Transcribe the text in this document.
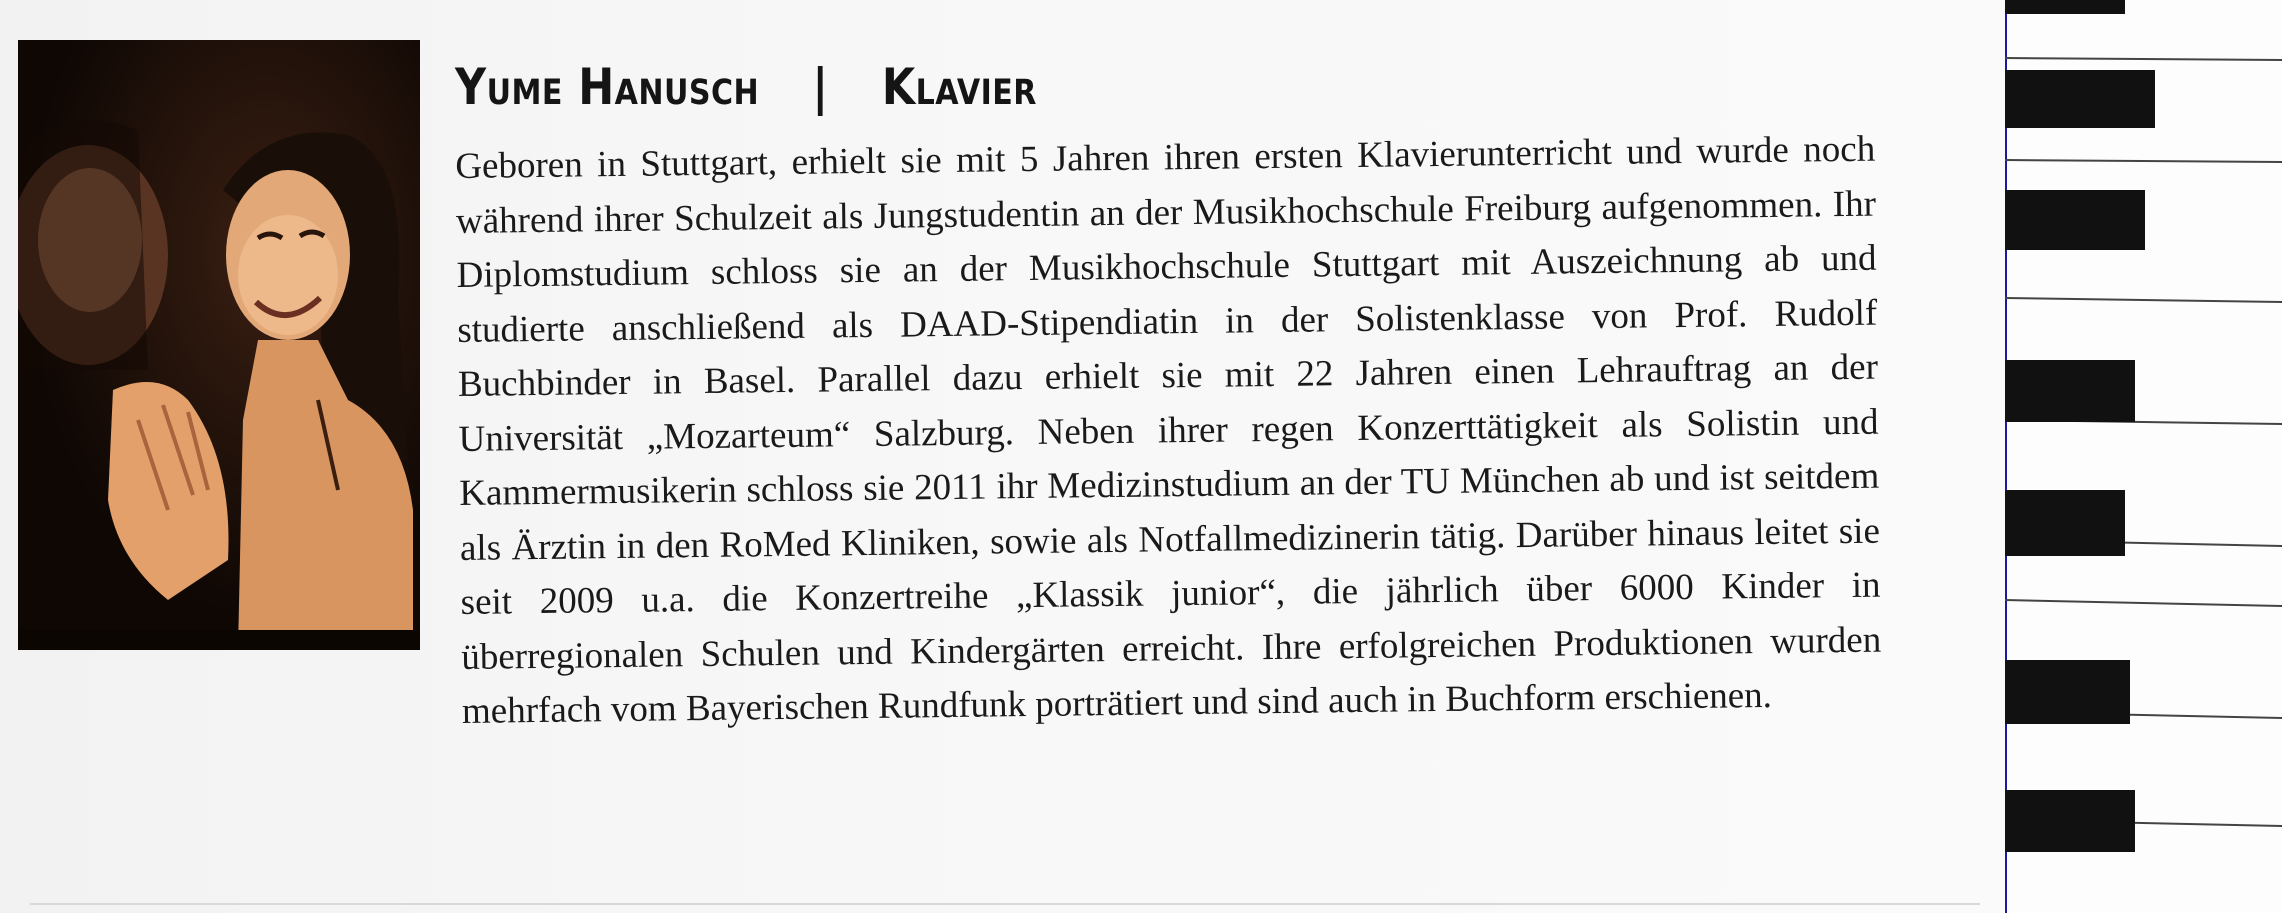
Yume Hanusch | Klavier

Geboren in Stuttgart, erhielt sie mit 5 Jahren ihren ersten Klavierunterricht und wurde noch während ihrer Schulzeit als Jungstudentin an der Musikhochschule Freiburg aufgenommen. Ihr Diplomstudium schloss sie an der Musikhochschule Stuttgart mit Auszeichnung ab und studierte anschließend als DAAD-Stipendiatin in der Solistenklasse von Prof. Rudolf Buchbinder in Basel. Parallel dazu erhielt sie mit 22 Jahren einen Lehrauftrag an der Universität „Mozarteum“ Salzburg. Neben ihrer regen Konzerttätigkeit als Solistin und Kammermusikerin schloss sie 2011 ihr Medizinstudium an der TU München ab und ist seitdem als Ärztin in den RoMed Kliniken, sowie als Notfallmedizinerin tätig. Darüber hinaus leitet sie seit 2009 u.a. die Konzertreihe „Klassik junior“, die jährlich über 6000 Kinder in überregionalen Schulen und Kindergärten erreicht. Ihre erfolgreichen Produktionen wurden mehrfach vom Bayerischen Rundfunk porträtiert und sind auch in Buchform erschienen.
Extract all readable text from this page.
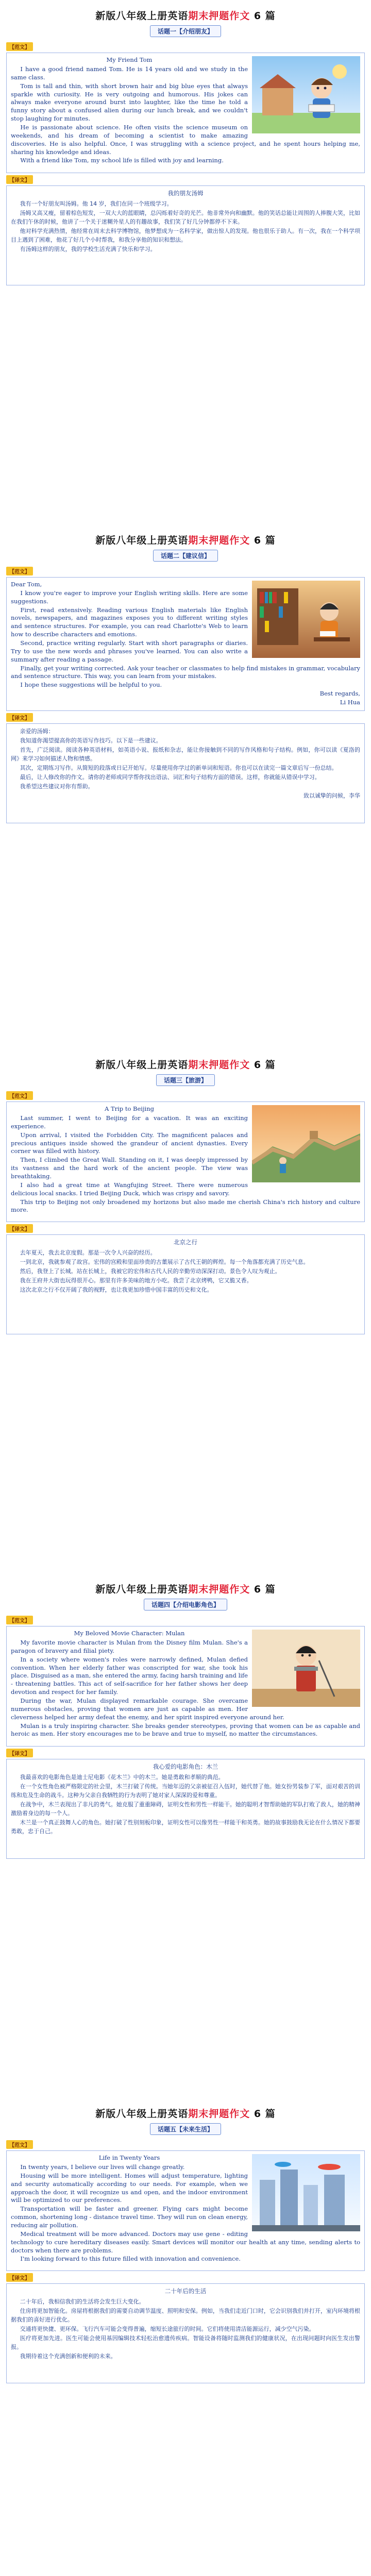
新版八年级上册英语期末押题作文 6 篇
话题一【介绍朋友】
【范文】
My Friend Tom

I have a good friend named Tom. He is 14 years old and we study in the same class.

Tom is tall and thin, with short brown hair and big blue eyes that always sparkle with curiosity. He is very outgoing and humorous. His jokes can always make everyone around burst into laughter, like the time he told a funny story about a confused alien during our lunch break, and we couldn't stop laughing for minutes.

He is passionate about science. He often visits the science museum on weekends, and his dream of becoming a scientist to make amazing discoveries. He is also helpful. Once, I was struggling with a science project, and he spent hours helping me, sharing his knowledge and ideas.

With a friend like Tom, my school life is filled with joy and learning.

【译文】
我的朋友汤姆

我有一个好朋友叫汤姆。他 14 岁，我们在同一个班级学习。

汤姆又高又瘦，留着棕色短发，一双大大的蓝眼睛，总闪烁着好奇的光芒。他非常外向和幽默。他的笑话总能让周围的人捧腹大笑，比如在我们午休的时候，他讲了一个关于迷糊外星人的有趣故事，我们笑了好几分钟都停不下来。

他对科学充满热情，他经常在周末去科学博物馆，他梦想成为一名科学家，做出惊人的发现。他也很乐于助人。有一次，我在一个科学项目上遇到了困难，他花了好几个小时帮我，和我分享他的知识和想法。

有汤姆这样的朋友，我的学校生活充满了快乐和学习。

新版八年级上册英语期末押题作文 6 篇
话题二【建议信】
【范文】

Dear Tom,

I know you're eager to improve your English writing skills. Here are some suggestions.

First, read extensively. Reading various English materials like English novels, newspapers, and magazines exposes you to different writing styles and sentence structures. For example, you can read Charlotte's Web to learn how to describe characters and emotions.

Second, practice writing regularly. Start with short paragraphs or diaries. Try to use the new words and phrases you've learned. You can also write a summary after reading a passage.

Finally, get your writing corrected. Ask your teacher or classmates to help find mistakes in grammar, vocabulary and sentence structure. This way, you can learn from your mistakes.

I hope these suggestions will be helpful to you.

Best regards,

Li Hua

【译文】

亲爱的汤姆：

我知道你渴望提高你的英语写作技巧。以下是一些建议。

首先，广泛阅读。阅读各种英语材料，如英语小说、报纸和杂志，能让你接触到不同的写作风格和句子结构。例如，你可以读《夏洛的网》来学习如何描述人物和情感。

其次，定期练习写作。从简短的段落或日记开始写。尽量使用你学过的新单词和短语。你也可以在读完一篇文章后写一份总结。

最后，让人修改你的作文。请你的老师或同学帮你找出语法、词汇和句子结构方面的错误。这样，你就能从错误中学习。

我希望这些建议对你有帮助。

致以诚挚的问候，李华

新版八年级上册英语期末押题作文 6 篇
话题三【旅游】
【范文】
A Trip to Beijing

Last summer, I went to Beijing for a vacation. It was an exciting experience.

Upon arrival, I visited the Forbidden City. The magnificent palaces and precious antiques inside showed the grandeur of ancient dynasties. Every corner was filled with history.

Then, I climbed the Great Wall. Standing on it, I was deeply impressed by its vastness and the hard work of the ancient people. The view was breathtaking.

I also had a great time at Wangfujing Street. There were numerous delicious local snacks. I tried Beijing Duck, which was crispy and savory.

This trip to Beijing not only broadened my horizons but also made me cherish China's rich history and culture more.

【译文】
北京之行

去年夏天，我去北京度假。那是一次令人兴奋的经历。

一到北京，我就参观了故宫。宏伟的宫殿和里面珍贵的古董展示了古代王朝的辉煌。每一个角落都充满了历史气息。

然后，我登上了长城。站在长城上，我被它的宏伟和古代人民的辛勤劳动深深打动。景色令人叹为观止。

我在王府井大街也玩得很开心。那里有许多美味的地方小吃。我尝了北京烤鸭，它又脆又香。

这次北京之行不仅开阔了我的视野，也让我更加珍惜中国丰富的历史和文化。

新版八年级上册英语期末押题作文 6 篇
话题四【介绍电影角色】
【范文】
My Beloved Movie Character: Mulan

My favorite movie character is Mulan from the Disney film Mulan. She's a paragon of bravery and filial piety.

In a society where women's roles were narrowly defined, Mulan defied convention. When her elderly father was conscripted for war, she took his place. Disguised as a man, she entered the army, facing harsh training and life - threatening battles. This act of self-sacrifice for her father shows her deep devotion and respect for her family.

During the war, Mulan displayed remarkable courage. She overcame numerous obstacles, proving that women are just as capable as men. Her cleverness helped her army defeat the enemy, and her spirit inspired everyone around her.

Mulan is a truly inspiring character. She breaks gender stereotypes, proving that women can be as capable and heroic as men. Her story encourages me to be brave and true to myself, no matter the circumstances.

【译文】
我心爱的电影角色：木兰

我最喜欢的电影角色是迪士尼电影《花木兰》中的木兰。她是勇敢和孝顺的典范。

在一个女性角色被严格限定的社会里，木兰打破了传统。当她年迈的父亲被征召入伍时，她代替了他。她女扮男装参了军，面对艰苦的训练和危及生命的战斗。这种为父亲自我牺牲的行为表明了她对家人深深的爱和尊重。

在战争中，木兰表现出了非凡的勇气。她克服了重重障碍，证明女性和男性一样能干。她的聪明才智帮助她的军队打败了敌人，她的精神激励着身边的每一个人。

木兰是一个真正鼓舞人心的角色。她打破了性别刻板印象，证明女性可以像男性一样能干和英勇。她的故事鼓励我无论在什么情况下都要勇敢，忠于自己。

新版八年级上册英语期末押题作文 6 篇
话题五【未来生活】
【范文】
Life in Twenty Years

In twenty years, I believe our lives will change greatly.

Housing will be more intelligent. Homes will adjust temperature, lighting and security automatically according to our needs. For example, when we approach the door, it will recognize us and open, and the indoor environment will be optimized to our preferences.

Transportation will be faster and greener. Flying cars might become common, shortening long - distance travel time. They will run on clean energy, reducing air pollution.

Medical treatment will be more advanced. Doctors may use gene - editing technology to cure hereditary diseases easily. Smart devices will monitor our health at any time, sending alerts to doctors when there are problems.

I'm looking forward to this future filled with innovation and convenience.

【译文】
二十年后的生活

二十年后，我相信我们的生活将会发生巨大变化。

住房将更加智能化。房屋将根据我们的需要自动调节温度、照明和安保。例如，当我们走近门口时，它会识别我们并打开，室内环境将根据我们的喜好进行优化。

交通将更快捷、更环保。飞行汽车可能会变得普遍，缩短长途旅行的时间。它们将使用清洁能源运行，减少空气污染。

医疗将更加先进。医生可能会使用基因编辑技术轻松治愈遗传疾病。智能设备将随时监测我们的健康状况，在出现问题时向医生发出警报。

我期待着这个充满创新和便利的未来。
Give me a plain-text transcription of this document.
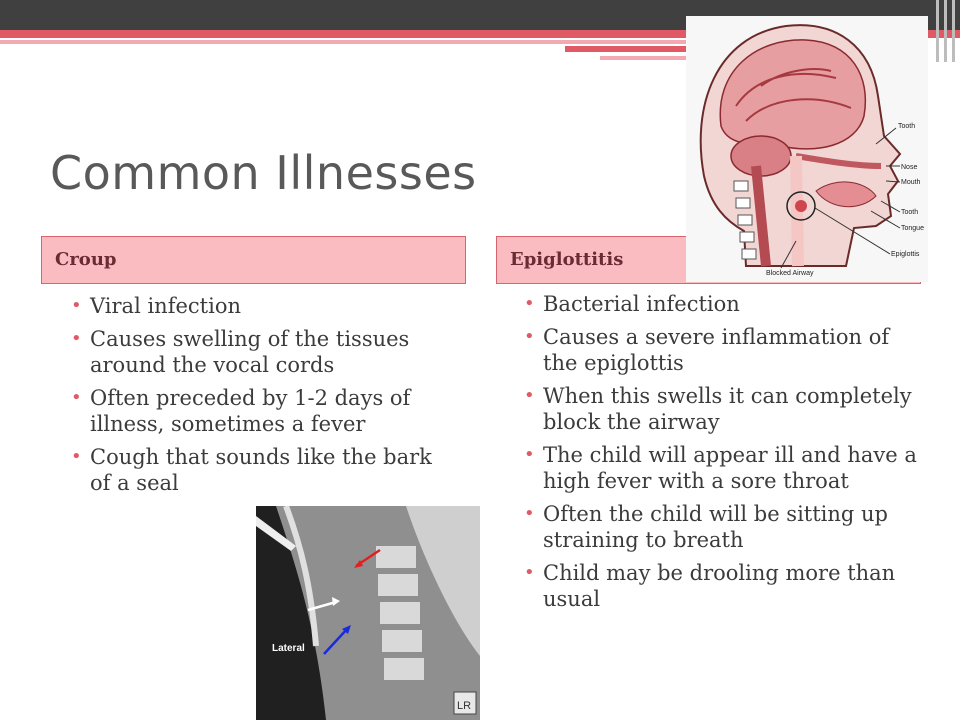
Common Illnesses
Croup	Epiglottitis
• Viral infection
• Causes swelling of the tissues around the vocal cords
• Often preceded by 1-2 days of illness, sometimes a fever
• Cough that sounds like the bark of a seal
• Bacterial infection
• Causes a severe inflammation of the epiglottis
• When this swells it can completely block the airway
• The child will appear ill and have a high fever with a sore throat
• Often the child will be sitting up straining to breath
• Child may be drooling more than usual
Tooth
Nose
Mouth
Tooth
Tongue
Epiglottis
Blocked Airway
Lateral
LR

■ ■ ■ ■

▶ **WORK TASK**: Leaving the pictures out, copy exactly the lines from the line that contains "Give me a plain-text" to the last line of the data, both ends included.

▶ **SOLUTION**:
Give me a plain-text transcription of this document.
Common Illnesses
Croup	Epiglottitis
• Viral infection
• Causes swelling of the tissues around the vocal cords
• Often preceded by 1-2 days of illness, sometimes a fever
• Cough that sounds like the bark of a seal
• Bacterial infection
• Causes a severe inflammation of the epiglottis
• When this swells it can completely block the airway
• The child will appear ill and have a high fever with a sore throat
• Often the child will be sitting up straining to breath
• Child may be drooling more than usual
Tooth
Nose
Mouth
Tooth
Tongue
Epiglottis
Blocked Airway
Lateral
LR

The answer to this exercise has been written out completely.